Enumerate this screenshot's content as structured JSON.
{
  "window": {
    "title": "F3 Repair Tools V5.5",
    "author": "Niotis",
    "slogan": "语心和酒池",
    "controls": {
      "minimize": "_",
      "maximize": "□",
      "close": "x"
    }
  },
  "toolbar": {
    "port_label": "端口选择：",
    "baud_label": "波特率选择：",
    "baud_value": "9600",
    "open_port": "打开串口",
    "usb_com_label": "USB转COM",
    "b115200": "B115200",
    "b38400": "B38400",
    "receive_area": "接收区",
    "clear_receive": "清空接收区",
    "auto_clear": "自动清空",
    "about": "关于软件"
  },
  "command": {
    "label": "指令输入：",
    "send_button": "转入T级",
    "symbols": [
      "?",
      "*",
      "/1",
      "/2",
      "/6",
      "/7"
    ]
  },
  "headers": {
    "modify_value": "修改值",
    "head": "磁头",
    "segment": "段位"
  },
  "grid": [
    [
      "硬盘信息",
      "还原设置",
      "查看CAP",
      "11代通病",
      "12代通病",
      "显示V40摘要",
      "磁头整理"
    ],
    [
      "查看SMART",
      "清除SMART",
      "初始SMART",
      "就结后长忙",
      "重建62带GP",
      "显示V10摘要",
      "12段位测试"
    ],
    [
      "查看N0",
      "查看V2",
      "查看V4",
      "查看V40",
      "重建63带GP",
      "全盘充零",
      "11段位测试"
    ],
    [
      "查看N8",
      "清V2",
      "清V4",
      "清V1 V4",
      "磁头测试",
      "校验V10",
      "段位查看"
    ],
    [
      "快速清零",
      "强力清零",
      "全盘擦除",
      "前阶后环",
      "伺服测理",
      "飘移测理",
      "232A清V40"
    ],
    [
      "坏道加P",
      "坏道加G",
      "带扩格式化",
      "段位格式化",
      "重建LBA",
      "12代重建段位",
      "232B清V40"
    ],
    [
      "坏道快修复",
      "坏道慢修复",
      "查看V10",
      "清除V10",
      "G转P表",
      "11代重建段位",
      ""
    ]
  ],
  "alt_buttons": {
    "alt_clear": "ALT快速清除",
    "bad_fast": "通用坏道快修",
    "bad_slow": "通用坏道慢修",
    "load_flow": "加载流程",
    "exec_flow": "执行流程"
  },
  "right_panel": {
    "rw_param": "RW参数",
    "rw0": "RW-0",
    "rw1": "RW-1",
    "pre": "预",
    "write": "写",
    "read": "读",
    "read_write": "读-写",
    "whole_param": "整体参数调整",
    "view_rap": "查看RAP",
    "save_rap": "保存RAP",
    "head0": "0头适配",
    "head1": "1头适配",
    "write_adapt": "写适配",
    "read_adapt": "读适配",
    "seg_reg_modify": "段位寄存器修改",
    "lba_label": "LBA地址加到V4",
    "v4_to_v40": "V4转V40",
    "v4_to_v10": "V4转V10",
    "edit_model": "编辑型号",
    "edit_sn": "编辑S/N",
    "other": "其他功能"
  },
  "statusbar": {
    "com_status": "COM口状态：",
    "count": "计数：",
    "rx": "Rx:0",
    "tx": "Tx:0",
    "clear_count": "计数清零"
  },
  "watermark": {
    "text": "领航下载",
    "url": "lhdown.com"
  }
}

_ _ _ _

STATED GOAL: Each record above should be output again exactly.

SOLUTION TO THIS EXERCISE:
Enumerate this screenshot's content as structured JSON.
{
  "window": {
    "title": "F3 Repair Tools V5.5",
    "author": "Niotis",
    "slogan": "语心和酒池",
    "controls": {
      "minimize": "_",
      "maximize": "□",
      "close": "x"
    }
  },
  "toolbar": {
    "port_label": "端口选择：",
    "baud_label": "波特率选择：",
    "baud_value": "9600",
    "open_port": "打开串口",
    "usb_com_label": "USB转COM",
    "b115200": "B115200",
    "b38400": "B38400",
    "receive_area": "接收区",
    "clear_receive": "清空接收区",
    "auto_clear": "自动清空",
    "about": "关于软件"
  },
  "command": {
    "label": "指令输入：",
    "send_button": "转入T级",
    "symbols": [
      "?",
      "*",
      "/1",
      "/2",
      "/6",
      "/7"
    ]
  },
  "headers": {
    "modify_value": "修改值",
    "head": "磁头",
    "segment": "段位"
  },
  "grid": [
    [
      "硬盘信息",
      "还原设置",
      "查看CAP",
      "11代通病",
      "12代通病",
      "显示V40摘要",
      "磁头整理"
    ],
    [
      "查看SMART",
      "清除SMART",
      "初始SMART",
      "就结后长忙",
      "重建62带GP",
      "显示V10摘要",
      "12段位测试"
    ],
    [
      "查看N0",
      "查看V2",
      "查看V4",
      "查看V40",
      "重建63带GP",
      "全盘充零",
      "11段位测试"
    ],
    [
      "查看N8",
      "清V2",
      "清V4",
      "清V1 V4",
      "磁头测试",
      "校验V10",
      "段位查看"
    ],
    [
      "快速清零",
      "强力清零",
      "全盘擦除",
      "前阶后环",
      "伺服测理",
      "飘移测理",
      "232A清V40"
    ],
    [
      "坏道加P",
      "坏道加G",
      "带扩格式化",
      "段位格式化",
      "重建LBA",
      "12代重建段位",
      "232B清V40"
    ],
    [
      "坏道快修复",
      "坏道慢修复",
      "查看V10",
      "清除V10",
      "G转P表",
      "11代重建段位",
      ""
    ]
  ],
  "alt_buttons": {
    "alt_clear": "ALT快速清除",
    "bad_fast": "通用坏道快修",
    "bad_slow": "通用坏道慢修",
    "load_flow": "加载流程",
    "exec_flow": "执行流程"
  },
  "right_panel": {
    "rw_param": "RW参数",
    "rw0": "RW-0",
    "rw1": "RW-1",
    "pre": "预",
    "write": "写",
    "read": "读",
    "read_write": "读-写",
    "whole_param": "整体参数调整",
    "view_rap": "查看RAP",
    "save_rap": "保存RAP",
    "head0": "0头适配",
    "head1": "1头适配",
    "write_adapt": "写适配",
    "read_adapt": "读适配",
    "seg_reg_modify": "段位寄存器修改",
    "lba_label": "LBA地址加到V4",
    "v4_to_v40": "V4转V40",
    "v4_to_v10": "V4转V10",
    "edit_model": "编辑型号",
    "edit_sn": "编辑S/N",
    "other": "其他功能"
  },
  "statusbar": {
    "com_status": "COM口状态：",
    "count": "计数：",
    "rx": "Rx:0",
    "tx": "Tx:0",
    "clear_count": "计数清零"
  },
  "watermark": {
    "text": "领航下载",
    "url": "lhdown.com"
  }
}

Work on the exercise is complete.